Extract every line of the records below and reproduce each one word for word. Leave the pictures out of your answer.

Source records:
--- begin ---

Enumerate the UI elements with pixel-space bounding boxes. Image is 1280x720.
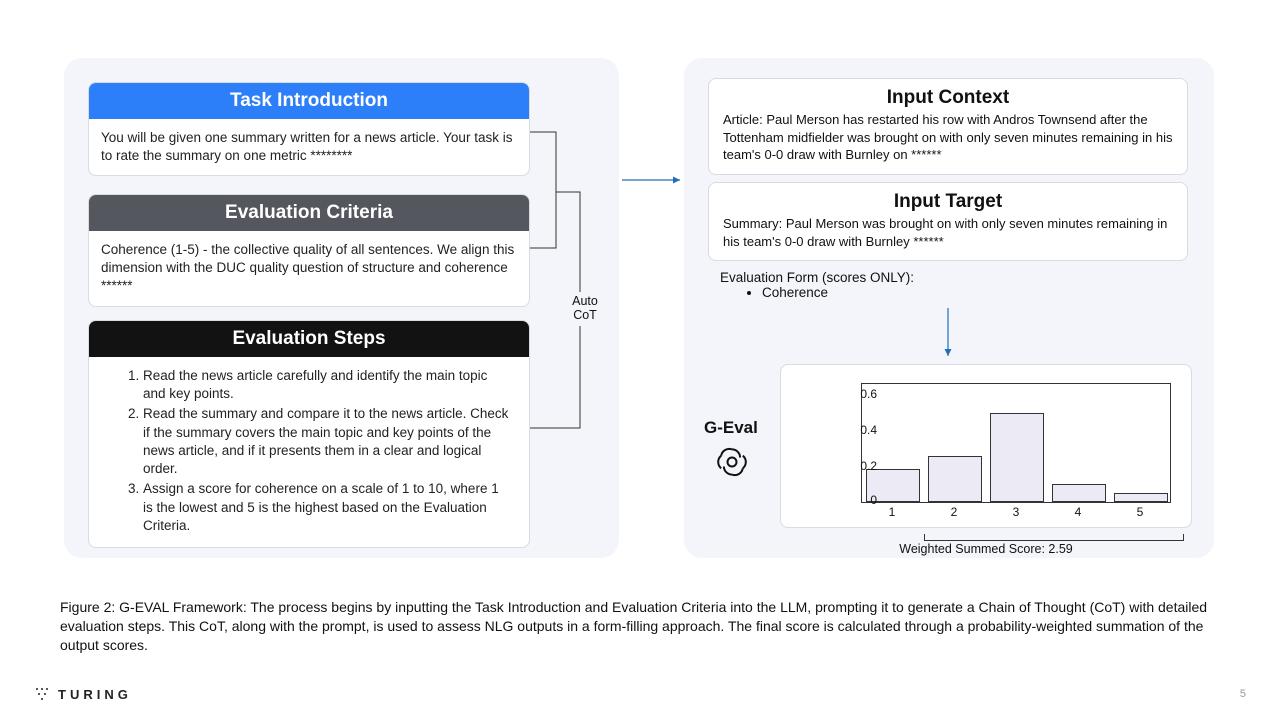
chart-bar — [1114, 493, 1167, 502]
chart-bar — [990, 413, 1043, 502]
list-item: Read the news article carefully and iden… — [143, 367, 517, 403]
task-introduction-header: Task Introduction — [89, 83, 529, 119]
chart-bar — [928, 456, 981, 502]
chart-xtick: 3 — [1006, 505, 1026, 519]
chart-ytick: 0.2 — [841, 459, 877, 473]
list-item: Coherence — [762, 285, 1180, 300]
page-number: 5 — [1240, 688, 1246, 700]
chart-xtick: 5 — [1130, 505, 1150, 519]
input-target-card: Input Target Summary: Paul Merson was br… — [708, 182, 1188, 261]
input-context-card: Input Context Article: Paul Merson has r… — [708, 78, 1188, 175]
auto-cot-label: Auto CoT — [562, 294, 608, 323]
brand-text: TURING — [58, 687, 132, 702]
turing-logo: TURING — [34, 686, 132, 702]
auto-cot-line1: Auto — [572, 294, 598, 308]
input-context-text: Article: Paul Merson has restarted his r… — [723, 111, 1173, 164]
chart-ytick: 0.4 — [841, 423, 877, 437]
logo-dots-icon — [34, 686, 50, 702]
evaluation-form-list: Coherence — [720, 285, 1180, 300]
evaluation-criteria-header: Evaluation Criteria — [89, 195, 529, 231]
evaluation-criteria-body: Coherence (1-5) - the collective quality… — [89, 231, 529, 306]
chart-bar — [1052, 484, 1105, 502]
chart-ytick: 0 — [841, 493, 877, 507]
list-item: Assign a score for coherence on a scale … — [143, 480, 517, 535]
left-panel: Task Introduction You will be given one … — [64, 58, 619, 558]
input-target-text: Summary: Paul Merson was brought on with… — [723, 215, 1173, 250]
task-introduction-card: Task Introduction You will be given one … — [88, 82, 530, 176]
openai-icon — [714, 444, 750, 480]
g-eval-label: G-Eval — [704, 418, 758, 438]
right-panel: Input Context Article: Paul Merson has r… — [684, 58, 1214, 558]
chart-ytick: 0.6 — [841, 387, 877, 401]
task-introduction-body: You will be given one summary written fo… — [89, 119, 529, 175]
chart-xtick: 1 — [882, 505, 902, 519]
evaluation-form: Evaluation Form (scores ONLY): Coherence — [720, 270, 1180, 300]
evaluation-steps-list: Read the news article carefully and iden… — [101, 367, 517, 535]
evaluation-steps-card: Evaluation Steps Read the news article c… — [88, 320, 530, 548]
evaluation-steps-header: Evaluation Steps — [89, 321, 529, 357]
score-distribution-chart: 0 0.2 0.4 0.6 1 2 3 4 5 — [780, 364, 1192, 528]
list-item: Read the summary and compare it to the n… — [143, 405, 517, 478]
chart-plot-area — [861, 383, 1171, 503]
input-target-title: Input Target — [723, 191, 1173, 213]
chart-caption: Weighted Summed Score: 2.59 — [780, 542, 1192, 556]
chart-xtick: 2 — [944, 505, 964, 519]
auto-cot-line2: CoT — [573, 308, 597, 322]
bracket-icon — [924, 534, 1184, 541]
input-context-title: Input Context — [723, 87, 1173, 109]
figure-caption: Figure 2: G-EVAL Framework: The process … — [60, 598, 1230, 655]
chart-xtick: 4 — [1068, 505, 1088, 519]
evaluation-form-label: Evaluation Form (scores ONLY): — [720, 270, 1180, 285]
evaluation-criteria-card: Evaluation Criteria Coherence (1-5) - th… — [88, 194, 530, 307]
evaluation-steps-body: Read the news article carefully and iden… — [89, 357, 529, 547]
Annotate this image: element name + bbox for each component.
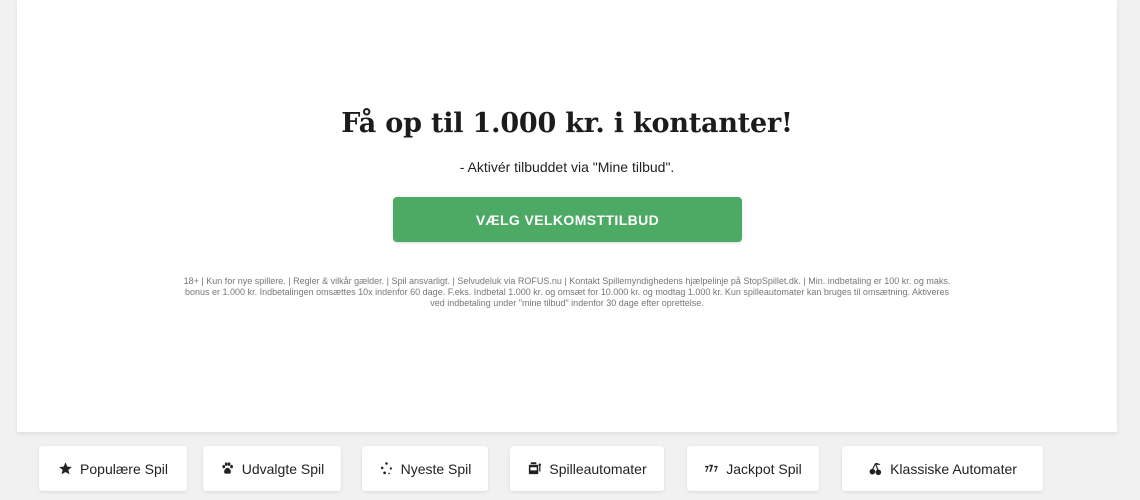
star-icon [58, 461, 73, 476]
paw-icon [220, 461, 235, 476]
welcome-offer-card: Få op til 1.000 kr. i kontanter! - Aktiv… [17, 0, 1117, 432]
offer-title: Få op til 1.000 kr. i kontanter! [341, 108, 793, 139]
category-label: Populære Spil [80, 460, 168, 477]
category-jackpot-games[interactable]: Jackpot Spil [687, 446, 819, 491]
game-category-bar: Populære Spil Udvalgte Spil Nyeste Spil … [17, 432, 1117, 500]
category-label: Spilleautomater [549, 460, 647, 477]
terms-text: 18+ | Kun for nye spillere. | Regler & v… [183, 276, 951, 308]
category-label: Klassiske Automater [890, 460, 1017, 477]
category-label: Jackpot Spil [726, 460, 802, 477]
category-label: Udvalgte Spil [241, 460, 325, 477]
sevens-icon [704, 461, 719, 476]
choose-welcome-offer-button[interactable]: VÆLG VELKOMSTTILBUD [393, 197, 742, 242]
page: Få op til 1.000 kr. i kontanter! - Aktiv… [0, 0, 1140, 500]
sparkle-icon [379, 461, 394, 476]
category-selected-games[interactable]: Udvalgte Spil [203, 446, 341, 491]
category-newest-games[interactable]: Nyeste Spil [362, 446, 488, 491]
cherries-icon [868, 461, 883, 476]
category-popular-games[interactable]: Populære Spil [39, 446, 187, 491]
slot-machine-icon [527, 461, 542, 476]
category-slot-machines[interactable]: Spilleautomater [510, 446, 664, 491]
category-label: Nyeste Spil [400, 460, 472, 477]
offer-subtitle: - Aktivér tilbuddet via "Mine tilbud". [459, 159, 675, 175]
category-classic-slots[interactable]: Klassiske Automater [842, 446, 1043, 491]
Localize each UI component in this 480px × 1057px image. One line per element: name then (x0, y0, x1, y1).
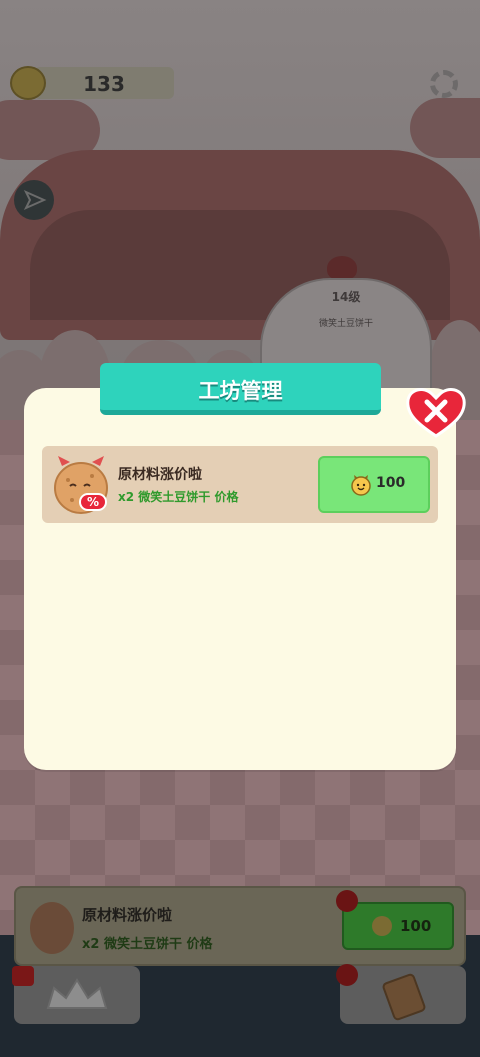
paper-plane-icon[interactable] (14, 180, 54, 220)
sausage-decoration (410, 98, 480, 158)
lock-icon (12, 966, 34, 986)
smiley-coin-icon (372, 916, 392, 936)
bottom-buy-button[interactable]: 100 (342, 902, 454, 950)
close-button[interactable] (404, 384, 468, 440)
gear-icon[interactable] (430, 70, 458, 98)
smiley-coin-icon (351, 475, 371, 496)
up-arrow-icon (336, 964, 358, 986)
percent-cookie-icon: % (54, 456, 108, 514)
item-title: 原材料涨价啦 (118, 467, 202, 483)
coin-count: 133 (83, 72, 125, 96)
tag-icon (382, 973, 426, 1021)
buy-upgrade-button[interactable]: 100 (318, 456, 430, 513)
up-arrow-icon (336, 890, 358, 912)
modal-title: 工坊管理 (198, 379, 283, 403)
machine-level: 14级 (331, 290, 361, 304)
bottom-card-subtitle: x2 微笑土豆饼干 价格 (82, 937, 213, 952)
nav-tag-button[interactable] (340, 966, 466, 1024)
modal-header: 工坊管理 (100, 363, 381, 415)
buy-price: 100 (376, 475, 406, 491)
percent-cookie-icon (30, 902, 74, 954)
coin-counter: 133 (34, 67, 174, 99)
heart-close-icon (406, 387, 466, 438)
item-subtitle: x2 微笑土豆饼干 价格 (118, 490, 239, 504)
bottom-buy-price: 100 (400, 917, 432, 935)
bottom-card-title: 原材料涨价啦 (82, 906, 173, 924)
smiley-coin-icon (10, 66, 46, 100)
upgrade-item: % 原材料涨价啦 x2 微笑土豆饼干 价格 100 (42, 446, 438, 523)
machine-product: 微笑土豆饼干 (318, 319, 373, 329)
bottom-upgrade-card: 原材料涨价啦 x2 微笑土豆饼干 价格 100 (14, 886, 466, 966)
devil-chef-icon (327, 256, 357, 280)
svg-text:%: % (87, 495, 99, 509)
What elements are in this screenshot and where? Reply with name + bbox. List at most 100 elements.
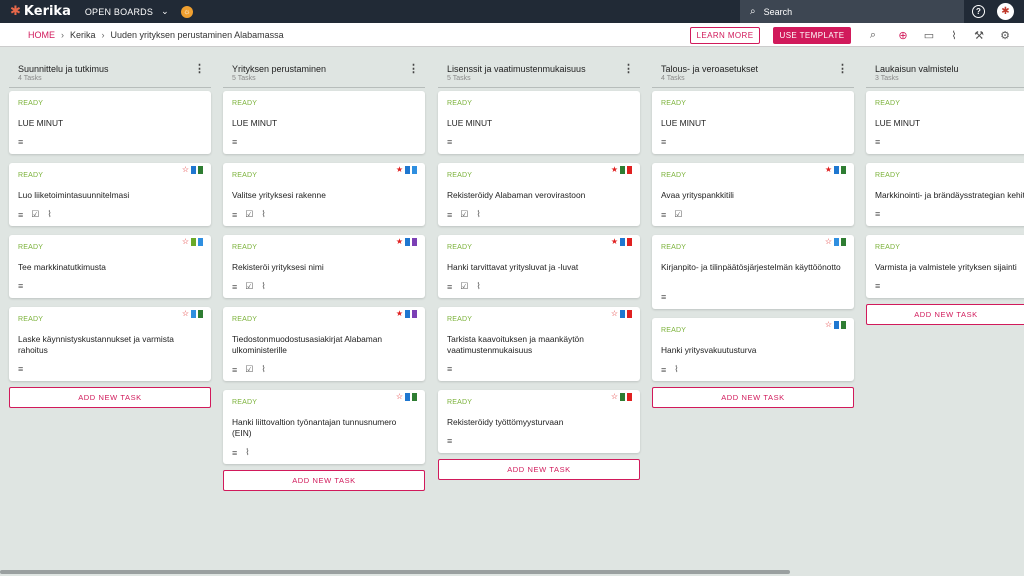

--- end ---

Task output:
Enumerate the UI elements with pixel-space bounding boxes. Image is 1280x720.
chart-bar — [1114, 493, 1167, 502]
chart-bar — [990, 413, 1043, 502]
list-item: Read the news article carefully and iden… — [143, 367, 517, 403]
task-introduction-header: Task Introduction — [89, 83, 529, 119]
chart-bar — [928, 456, 981, 502]
chart-xtick: 3 — [1006, 505, 1026, 519]
chart-ytick: 0.2 — [841, 459, 877, 473]
list-item: Coherence — [762, 285, 1180, 300]
page-number: 5 — [1240, 688, 1246, 700]
chart-xtick: 5 — [1130, 505, 1150, 519]
input-target-card: Input Target Summary: Paul Merson was br… — [708, 182, 1188, 261]
input-context-card: Input Context Article: Paul Merson has r… — [708, 78, 1188, 175]
auto-cot-label: Auto CoT — [562, 294, 608, 323]
brand-text: TURING — [58, 687, 132, 702]
turing-logo: TURING — [34, 686, 132, 702]
auto-cot-line1: Auto — [572, 294, 598, 308]
input-context-text: Article: Paul Merson has restarted his r… — [723, 111, 1173, 164]
chart-ytick: 0.4 — [841, 423, 877, 437]
logo-dots-icon — [34, 686, 50, 702]
evaluation-form-list: Coherence — [720, 285, 1180, 300]
evaluation-criteria-header: Evaluation Criteria — [89, 195, 529, 231]
evaluation-criteria-body: Coherence (1-5) - the collective quality… — [89, 231, 529, 306]
chart-bar — [1052, 484, 1105, 502]
chart-ytick: 0 — [841, 493, 877, 507]
list-item: Assign a score for coherence on a scale … — [143, 480, 517, 535]
left-panel: Task Introduction You will be given one … — [64, 58, 619, 558]
input-target-text: Summary: Paul Merson was brought on with… — [723, 215, 1173, 250]
task-introduction-card: Task Introduction You will be given one … — [88, 82, 530, 176]
openai-icon — [714, 444, 750, 480]
g-eval-label: G-Eval — [704, 418, 758, 438]
right-panel: Input Context Article: Paul Merson has r… — [684, 58, 1214, 558]
chart-ytick: 0.6 — [841, 387, 877, 401]
task-introduction-body: You will be given one summary written fo… — [89, 119, 529, 175]
chart-xtick: 1 — [882, 505, 902, 519]
evaluation-form: Evaluation Form (scores ONLY): Coherence — [720, 270, 1180, 300]
evaluation-steps-list: Read the news article carefully and iden… — [101, 367, 517, 535]
evaluation-steps-card: Evaluation Steps Read the news article c… — [88, 320, 530, 548]
evaluation-steps-header: Evaluation Steps — [89, 321, 529, 357]
score-distribution-chart: 0 0.2 0.4 0.6 1 2 3 4 5 — [780, 364, 1192, 528]
list-item: Read the summary and compare it to the n… — [143, 405, 517, 478]
chart-plot-area — [861, 383, 1171, 503]
input-target-title: Input Target — [723, 191, 1173, 213]
chart-caption: Weighted Summed Score: 2.59 — [780, 542, 1192, 556]
chart-xtick: 2 — [944, 505, 964, 519]
auto-cot-line2: CoT — [573, 308, 597, 322]
bracket-icon — [924, 534, 1184, 541]
input-context-title: Input Context — [723, 87, 1173, 109]
figure-caption: Figure 2: G-EVAL Framework: The process … — [60, 598, 1230, 655]
chart-xtick: 4 — [1068, 505, 1088, 519]
evaluation-form-label: Evaluation Form (scores ONLY): — [720, 270, 1180, 285]
evaluation-criteria-card: Evaluation Criteria Coherence (1-5) - th… — [88, 194, 530, 307]
evaluation-steps-body: Read the news article carefully and iden… — [89, 357, 529, 547]
Annotate this image: element name + bbox for each component.
star-icon [58, 461, 73, 476]
paw-icon [220, 461, 235, 476]
welcome-offer-card: Få op til 1.000 kr. i kontanter! - Aktiv… [17, 0, 1117, 432]
offer-title: Få op til 1.000 kr. i kontanter! [341, 108, 793, 139]
category-label: Populære Spil [80, 460, 168, 477]
category-jackpot-games[interactable]: Jackpot Spil [687, 446, 819, 491]
game-category-bar: Populære Spil Udvalgte Spil Nyeste Spil … [17, 432, 1117, 500]
category-label: Spilleautomater [549, 460, 647, 477]
terms-text: 18+ | Kun for nye spillere. | Regler & v… [183, 276, 951, 308]
category-label: Klassiske Automater [890, 460, 1017, 477]
category-label: Jackpot Spil [726, 460, 802, 477]
category-label: Udvalgte Spil [241, 460, 325, 477]
sevens-icon [704, 461, 719, 476]
choose-welcome-offer-button[interactable]: VÆLG VELKOMSTTILBUD [393, 197, 742, 242]
page: Få op til 1.000 kr. i kontanter! - Aktiv… [0, 0, 1140, 500]
sparkle-icon [379, 461, 394, 476]
category-selected-games[interactable]: Udvalgte Spil [203, 446, 341, 491]
category-newest-games[interactable]: Nyeste Spil [362, 446, 488, 491]
cherries-icon [868, 461, 883, 476]
category-popular-games[interactable]: Populære Spil [39, 446, 187, 491]
slot-machine-icon [527, 461, 542, 476]
category-slot-machines[interactable]: Spilleautomater [510, 446, 664, 491]
category-label: Nyeste Spil [400, 460, 472, 477]
offer-subtitle: - Aktivér tilbuddet via "Mine tilbud". [459, 159, 675, 175]
category-classic-slots[interactable]: Klassiske Automater [842, 446, 1043, 491]
Localize each UI component in this 480px × 1057px image. One line per element: name then (x0, y0, x1, y1).
paper-plane-icon[interactable] (14, 180, 54, 220)
sausage-decoration (410, 98, 480, 158)
lock-icon (12, 966, 34, 986)
smiley-coin-icon (372, 916, 392, 936)
bottom-buy-button[interactable]: 100 (342, 902, 454, 950)
close-button[interactable] (404, 384, 468, 440)
gear-icon[interactable] (430, 70, 458, 98)
smiley-coin-icon (351, 475, 371, 496)
up-arrow-icon (336, 964, 358, 986)
percent-cookie-icon: % (54, 456, 108, 514)
item-title: 原材料涨价啦 (118, 467, 202, 483)
coin-count: 133 (83, 72, 125, 96)
tag-icon (382, 973, 426, 1021)
buy-upgrade-button[interactable]: 100 (318, 456, 430, 513)
up-arrow-icon (336, 890, 358, 912)
modal-title: 工坊管理 (198, 379, 283, 403)
machine-level: 14级 (331, 290, 361, 304)
bottom-card-subtitle: x2 微笑土豆饼干 价格 (82, 937, 213, 952)
nav-tag-button[interactable] (340, 966, 466, 1024)
modal-header: 工坊管理 (100, 363, 381, 415)
buy-price: 100 (376, 475, 406, 491)
percent-cookie-icon (30, 902, 74, 954)
coin-counter: 133 (34, 67, 174, 99)
heart-close-icon (406, 387, 466, 438)
item-subtitle: x2 微笑土豆饼干 价格 (118, 490, 239, 504)
bottom-buy-price: 100 (400, 917, 432, 935)
bottom-card-title: 原材料涨价啦 (82, 906, 173, 924)
smiley-coin-icon (10, 66, 46, 100)
upgrade-item: % 原材料涨价啦 x2 微笑土豆饼干 价格 100 (42, 446, 438, 523)
machine-product: 微笑土豆饼干 (318, 319, 373, 329)
bottom-upgrade-card: 原材料涨价啦 x2 微笑土豆饼干 价格 100 (14, 886, 466, 966)
devil-chef-icon (327, 256, 357, 280)
svg-text:%: % (87, 495, 99, 509)
What elements are in this screenshot and where? Reply with name + bbox. List at most 100 elements.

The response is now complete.